### Saved data entries
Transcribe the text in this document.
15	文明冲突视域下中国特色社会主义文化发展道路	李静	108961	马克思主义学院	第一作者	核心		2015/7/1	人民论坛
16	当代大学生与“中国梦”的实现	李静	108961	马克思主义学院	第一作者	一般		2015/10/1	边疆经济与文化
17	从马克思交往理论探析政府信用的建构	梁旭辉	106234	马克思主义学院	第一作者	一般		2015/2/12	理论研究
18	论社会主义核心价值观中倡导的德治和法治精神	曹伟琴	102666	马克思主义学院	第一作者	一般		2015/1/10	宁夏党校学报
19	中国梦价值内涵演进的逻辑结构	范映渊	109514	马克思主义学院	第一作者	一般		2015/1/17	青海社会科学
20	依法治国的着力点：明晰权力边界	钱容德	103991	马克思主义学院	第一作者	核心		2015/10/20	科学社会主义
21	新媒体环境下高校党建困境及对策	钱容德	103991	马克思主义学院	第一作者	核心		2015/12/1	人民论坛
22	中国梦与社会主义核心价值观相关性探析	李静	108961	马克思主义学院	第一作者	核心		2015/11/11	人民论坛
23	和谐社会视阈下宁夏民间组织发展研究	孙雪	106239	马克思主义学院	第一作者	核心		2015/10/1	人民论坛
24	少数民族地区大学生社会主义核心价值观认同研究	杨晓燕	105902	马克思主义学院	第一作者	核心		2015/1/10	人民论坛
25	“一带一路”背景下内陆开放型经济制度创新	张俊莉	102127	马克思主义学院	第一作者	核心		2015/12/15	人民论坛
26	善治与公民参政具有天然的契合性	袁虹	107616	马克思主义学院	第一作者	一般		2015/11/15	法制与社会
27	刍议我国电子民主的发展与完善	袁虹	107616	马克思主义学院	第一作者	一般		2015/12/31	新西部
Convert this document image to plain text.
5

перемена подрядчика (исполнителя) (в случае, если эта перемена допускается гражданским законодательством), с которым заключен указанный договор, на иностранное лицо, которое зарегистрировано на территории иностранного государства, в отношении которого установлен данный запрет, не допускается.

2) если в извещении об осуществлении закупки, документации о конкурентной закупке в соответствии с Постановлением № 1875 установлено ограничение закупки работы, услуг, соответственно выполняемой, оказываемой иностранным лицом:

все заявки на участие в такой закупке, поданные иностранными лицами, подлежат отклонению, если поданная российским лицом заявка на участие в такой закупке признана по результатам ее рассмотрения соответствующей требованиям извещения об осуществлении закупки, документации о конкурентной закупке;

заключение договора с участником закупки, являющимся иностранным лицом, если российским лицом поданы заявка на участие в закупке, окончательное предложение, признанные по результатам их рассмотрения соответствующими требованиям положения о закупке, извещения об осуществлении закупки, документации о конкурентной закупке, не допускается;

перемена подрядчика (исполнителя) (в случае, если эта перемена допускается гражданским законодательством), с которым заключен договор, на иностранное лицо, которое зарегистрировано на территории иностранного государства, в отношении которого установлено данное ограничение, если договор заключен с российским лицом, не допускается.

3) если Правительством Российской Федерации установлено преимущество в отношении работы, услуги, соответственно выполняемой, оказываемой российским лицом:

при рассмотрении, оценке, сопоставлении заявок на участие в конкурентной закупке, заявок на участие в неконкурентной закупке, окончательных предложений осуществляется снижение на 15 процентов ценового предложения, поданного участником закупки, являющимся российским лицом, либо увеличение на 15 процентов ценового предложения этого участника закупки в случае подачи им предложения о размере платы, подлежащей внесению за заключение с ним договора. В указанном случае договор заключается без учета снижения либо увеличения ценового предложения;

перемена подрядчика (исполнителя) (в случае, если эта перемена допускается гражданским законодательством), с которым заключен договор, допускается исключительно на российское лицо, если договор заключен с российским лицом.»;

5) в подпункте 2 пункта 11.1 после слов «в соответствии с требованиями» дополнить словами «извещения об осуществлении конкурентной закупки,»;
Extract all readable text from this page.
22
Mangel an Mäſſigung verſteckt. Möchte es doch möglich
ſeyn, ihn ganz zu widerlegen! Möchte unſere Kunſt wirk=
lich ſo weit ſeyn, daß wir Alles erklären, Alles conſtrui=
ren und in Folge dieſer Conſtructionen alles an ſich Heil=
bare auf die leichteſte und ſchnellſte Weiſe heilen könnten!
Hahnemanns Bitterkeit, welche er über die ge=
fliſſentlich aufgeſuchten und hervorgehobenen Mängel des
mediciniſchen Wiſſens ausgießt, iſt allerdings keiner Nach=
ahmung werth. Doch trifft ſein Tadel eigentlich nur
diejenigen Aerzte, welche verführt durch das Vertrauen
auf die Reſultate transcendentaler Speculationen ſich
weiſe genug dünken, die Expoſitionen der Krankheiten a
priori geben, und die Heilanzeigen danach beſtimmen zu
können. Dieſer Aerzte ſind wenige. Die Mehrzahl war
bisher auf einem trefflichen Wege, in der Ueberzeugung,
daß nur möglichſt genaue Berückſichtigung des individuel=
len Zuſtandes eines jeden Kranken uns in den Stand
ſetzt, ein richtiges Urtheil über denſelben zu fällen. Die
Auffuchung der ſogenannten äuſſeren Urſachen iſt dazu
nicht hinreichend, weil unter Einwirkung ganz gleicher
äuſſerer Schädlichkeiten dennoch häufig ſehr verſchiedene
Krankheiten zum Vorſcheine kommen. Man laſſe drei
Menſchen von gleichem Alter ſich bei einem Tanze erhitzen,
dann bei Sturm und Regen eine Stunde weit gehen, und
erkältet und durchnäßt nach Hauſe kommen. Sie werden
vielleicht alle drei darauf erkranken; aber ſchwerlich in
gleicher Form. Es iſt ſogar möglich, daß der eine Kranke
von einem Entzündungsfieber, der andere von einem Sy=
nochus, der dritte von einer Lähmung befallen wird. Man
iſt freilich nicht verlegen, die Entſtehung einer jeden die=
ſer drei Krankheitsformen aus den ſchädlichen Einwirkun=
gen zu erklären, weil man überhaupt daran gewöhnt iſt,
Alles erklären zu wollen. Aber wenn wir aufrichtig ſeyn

### AIM OF THE TASK
Pull out every line in the material above where "Krankheiten" occurs.

### ANSWER TO THE PROBLEM
weiſe genug dünken, die Expoſitionen der Krankheiten a
Krankheiten zum Vorſcheine kommen. Man laſſe drei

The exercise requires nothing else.